* Set problem:
Identify each line containing the word "article" and copy it.
[Source material start]
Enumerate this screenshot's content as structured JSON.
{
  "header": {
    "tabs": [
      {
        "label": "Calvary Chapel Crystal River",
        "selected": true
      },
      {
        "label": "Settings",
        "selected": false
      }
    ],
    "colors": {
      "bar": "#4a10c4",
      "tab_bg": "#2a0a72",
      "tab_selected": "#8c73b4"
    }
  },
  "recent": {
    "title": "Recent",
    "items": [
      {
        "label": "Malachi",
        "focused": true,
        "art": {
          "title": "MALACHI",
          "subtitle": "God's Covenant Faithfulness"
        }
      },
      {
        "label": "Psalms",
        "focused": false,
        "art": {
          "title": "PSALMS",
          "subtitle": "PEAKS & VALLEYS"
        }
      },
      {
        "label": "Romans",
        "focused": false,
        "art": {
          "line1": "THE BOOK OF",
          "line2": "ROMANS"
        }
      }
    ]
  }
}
[Source material end]
[Source material start]
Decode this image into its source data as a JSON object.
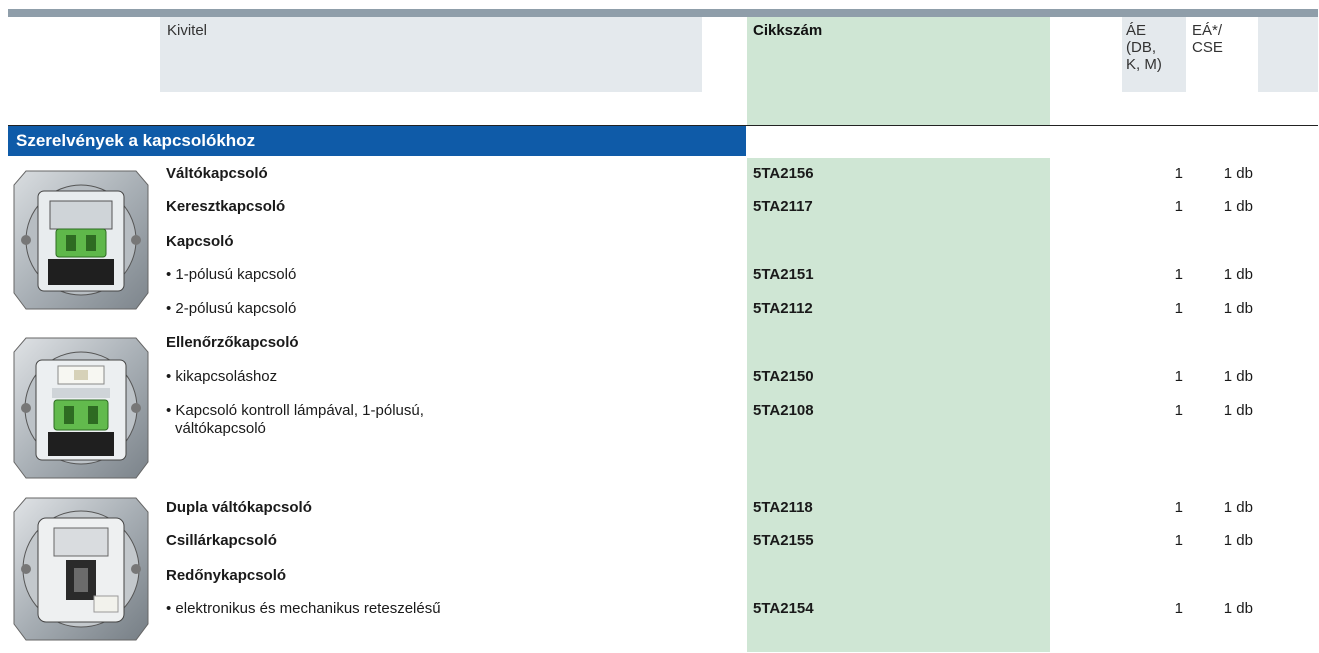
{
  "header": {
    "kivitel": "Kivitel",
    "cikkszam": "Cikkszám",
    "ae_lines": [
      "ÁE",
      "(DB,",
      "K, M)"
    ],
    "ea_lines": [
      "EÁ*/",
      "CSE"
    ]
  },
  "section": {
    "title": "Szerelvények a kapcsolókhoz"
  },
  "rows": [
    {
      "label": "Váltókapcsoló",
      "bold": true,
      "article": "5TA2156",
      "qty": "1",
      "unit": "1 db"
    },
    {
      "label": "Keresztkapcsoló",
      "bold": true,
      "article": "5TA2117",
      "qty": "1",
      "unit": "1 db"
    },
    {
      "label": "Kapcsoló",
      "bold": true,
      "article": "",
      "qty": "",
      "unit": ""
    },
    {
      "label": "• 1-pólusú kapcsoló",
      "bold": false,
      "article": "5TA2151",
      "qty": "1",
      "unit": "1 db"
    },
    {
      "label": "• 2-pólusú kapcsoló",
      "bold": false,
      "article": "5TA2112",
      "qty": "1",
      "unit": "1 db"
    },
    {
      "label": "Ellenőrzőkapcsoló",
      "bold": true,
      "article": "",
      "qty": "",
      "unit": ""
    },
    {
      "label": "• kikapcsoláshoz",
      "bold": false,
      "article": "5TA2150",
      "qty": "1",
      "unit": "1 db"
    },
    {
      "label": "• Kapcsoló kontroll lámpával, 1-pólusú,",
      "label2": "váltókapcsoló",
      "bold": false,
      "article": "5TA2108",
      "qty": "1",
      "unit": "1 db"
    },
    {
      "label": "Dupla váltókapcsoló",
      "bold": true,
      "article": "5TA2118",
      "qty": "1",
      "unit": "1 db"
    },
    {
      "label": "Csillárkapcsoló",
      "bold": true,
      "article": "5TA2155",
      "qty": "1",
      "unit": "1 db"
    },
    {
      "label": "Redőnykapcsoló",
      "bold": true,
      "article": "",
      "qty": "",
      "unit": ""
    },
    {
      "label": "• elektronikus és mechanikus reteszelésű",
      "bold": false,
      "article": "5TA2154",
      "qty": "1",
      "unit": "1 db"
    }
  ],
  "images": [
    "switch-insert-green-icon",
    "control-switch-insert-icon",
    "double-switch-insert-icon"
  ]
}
[Source material end]
[Source material start]
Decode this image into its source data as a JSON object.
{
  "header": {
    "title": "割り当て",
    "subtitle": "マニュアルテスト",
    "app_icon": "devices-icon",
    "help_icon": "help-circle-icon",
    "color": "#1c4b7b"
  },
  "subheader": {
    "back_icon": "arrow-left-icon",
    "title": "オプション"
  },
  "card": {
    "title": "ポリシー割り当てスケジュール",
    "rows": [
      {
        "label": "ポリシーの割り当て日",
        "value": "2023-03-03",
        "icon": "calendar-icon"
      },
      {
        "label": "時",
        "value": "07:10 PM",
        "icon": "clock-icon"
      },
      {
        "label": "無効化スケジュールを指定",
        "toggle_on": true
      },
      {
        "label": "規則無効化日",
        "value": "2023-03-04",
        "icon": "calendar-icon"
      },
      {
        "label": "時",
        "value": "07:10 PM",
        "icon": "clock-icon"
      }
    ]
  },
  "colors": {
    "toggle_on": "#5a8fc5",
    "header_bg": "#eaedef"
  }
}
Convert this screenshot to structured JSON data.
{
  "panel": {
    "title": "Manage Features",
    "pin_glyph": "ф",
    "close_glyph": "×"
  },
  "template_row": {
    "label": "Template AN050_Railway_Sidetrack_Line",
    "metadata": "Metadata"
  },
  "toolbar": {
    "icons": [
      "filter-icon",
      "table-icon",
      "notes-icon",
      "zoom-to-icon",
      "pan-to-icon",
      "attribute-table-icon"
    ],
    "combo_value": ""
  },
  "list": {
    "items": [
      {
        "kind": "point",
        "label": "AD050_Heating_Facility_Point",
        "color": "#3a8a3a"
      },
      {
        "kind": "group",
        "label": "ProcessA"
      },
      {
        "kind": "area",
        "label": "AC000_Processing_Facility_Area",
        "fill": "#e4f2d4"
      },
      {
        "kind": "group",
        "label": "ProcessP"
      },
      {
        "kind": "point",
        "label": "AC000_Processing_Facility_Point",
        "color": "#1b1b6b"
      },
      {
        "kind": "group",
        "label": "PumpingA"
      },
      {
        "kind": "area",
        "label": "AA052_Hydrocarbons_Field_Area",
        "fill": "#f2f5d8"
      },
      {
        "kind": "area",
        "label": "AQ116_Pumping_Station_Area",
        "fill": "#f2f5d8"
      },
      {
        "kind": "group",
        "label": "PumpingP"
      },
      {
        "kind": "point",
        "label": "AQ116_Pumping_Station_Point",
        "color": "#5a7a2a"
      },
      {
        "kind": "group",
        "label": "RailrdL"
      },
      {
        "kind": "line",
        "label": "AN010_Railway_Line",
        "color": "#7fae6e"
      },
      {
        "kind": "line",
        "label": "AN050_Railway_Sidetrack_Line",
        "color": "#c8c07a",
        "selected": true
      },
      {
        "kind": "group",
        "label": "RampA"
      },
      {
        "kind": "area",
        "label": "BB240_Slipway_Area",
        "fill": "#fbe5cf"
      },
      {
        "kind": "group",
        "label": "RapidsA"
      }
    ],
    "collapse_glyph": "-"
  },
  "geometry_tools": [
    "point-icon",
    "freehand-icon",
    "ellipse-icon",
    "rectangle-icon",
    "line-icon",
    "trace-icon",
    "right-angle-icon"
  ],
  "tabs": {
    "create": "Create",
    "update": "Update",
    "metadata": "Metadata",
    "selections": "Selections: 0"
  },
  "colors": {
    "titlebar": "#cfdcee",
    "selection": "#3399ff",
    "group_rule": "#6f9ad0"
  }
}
[Source material end]
* Task answer:
      "article": "5TA2156",
      "article": "5TA2117",
      "article": "",
      "article": "5TA2151",
      "article": "5TA2112",
      "article": "",
      "article": "5TA2150",
      "article": "5TA2108",
      "article": "5TA2118",
      "article": "5TA2155",
      "article": "",
      "article": "5TA2154",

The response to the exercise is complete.